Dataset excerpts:
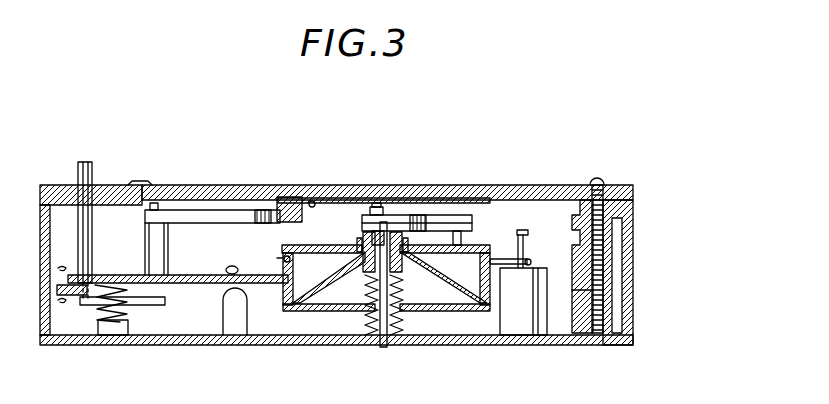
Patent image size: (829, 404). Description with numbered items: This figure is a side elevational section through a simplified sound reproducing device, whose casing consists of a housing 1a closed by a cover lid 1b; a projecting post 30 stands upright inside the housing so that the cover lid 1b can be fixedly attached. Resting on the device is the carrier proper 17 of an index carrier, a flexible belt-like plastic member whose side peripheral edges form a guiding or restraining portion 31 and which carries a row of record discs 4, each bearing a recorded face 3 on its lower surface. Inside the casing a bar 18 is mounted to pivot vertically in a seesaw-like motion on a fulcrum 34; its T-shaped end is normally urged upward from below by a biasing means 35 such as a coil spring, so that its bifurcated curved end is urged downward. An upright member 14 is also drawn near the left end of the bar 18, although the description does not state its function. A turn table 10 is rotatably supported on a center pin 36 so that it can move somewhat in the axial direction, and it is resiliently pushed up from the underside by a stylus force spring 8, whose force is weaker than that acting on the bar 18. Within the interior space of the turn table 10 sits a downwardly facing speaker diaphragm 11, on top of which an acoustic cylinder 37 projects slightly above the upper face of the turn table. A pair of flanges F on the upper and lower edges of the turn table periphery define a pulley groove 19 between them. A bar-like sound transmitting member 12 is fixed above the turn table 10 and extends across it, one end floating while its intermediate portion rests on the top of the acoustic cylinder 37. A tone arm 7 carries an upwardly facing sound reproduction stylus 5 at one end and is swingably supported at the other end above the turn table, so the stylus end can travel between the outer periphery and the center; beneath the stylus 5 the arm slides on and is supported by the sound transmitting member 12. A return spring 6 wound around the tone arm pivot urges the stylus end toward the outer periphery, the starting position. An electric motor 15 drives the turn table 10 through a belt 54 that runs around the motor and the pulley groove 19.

The housing 1a is at (148, 340).
The cover lid 1b is at (170, 185).
The recorded face 3 is at (312, 200).
The record discs 4 is at (290, 200).
The sound reproduction stylus 5 is at (375, 205).
The return spring 6 is at (440, 218).
The tone arm 7 is at (474, 228).
The stylus force spring 8 is at (408, 292).
The turn table 10 is at (618, 250).
The speaker diaphragm 11 is at (462, 283).
The sound transmitting member 12 is at (400, 215).
The push rod 14 is at (83, 162).
The electric motor 15 is at (548, 335).
The carrier proper 17 is at (465, 216).
The bar 18 is at (185, 275).
The pulley groove 19 is at (284, 262).
The projecting post 30 is at (625, 233).
The guiding or restraining portion 31 is at (606, 183).
The fulcrum 34 is at (215, 318).
The biasing means 35 is at (103, 307).
The center pin 36 is at (385, 345).
The acoustic cylinder 37 is at (327, 226).
The belt 54 is at (530, 257).
The flanges F is at (277, 258).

» **THE TASK**:
Rewrite the records from their beginning through the line containing "The recorded face 3 is at (312, 200).", changing "casing" to "enclosure" and keeping everything else the same. Omit the pictures from your answer.

» **COMPLETE RESPONSE**:
Patent image size: (829, 404). Description with numbered items: This figure is a side elevational section through a simplified sound reproducing device, whose enclosure consists of a housing 1a closed by a cover lid 1b; a projecting post 30 stands upright inside the housing so that the cover lid 1b can be fixedly attached. Resting on the device is the carrier proper 17 of an index carrier, a flexible belt-like plastic member whose side peripheral edges form a guiding or restraining portion 31 and which carries a row of record discs 4, each bearing a recorded face 3 on its lower surface. Inside the enclosure a bar 18 is mounted to pivot vertically in a seesaw-like motion on a fulcrum 34; its T-shaped end is normally urged upward from below by a biasing means 35 such as a coil spring, so that its bifurcated curved end is urged downward. An upright member 14 is also drawn near the left end of the bar 18, although the description does not state its function. A turn table 10 is rotatably supported on a center pin 36 so that it can move somewhat in the axial direction, and it is resiliently pushed up from the underside by a stylus force spring 8, whose force is weaker than that acting on the bar 18. Within the interior space of the turn table 10 sits a downwardly facing speaker diaphragm 11, on top of which an acoustic cylinder 37 projects slightly above the upper face of the turn table. A pair of flanges F on the upper and lower edges of the turn table periphery define a pulley groove 19 between them. A bar-like sound transmitting member 12 is fixed above the turn table 10 and extends across it, one end floating while its intermediate portion rests on the top of the acoustic cylinder 37. A tone arm 7 carries an upwardly facing sound reproduction stylus 5 at one end and is swingably supported at the other end above the turn table, so the stylus end can travel between the outer periphery and the center; beneath the stylus 5 the arm slides on and is supported by the sound transmitting member 12. A return spring 6 wound around the tone arm pivot urges the stylus end toward the outer periphery, the starting position. An electric motor 15 drives the turn table 10 through a belt 54 that runs around the motor and the pulley groove 19.

The housing 1a is at (148, 340).
The cover lid 1b is at (170, 185).
The recorded face 3 is at (312, 200).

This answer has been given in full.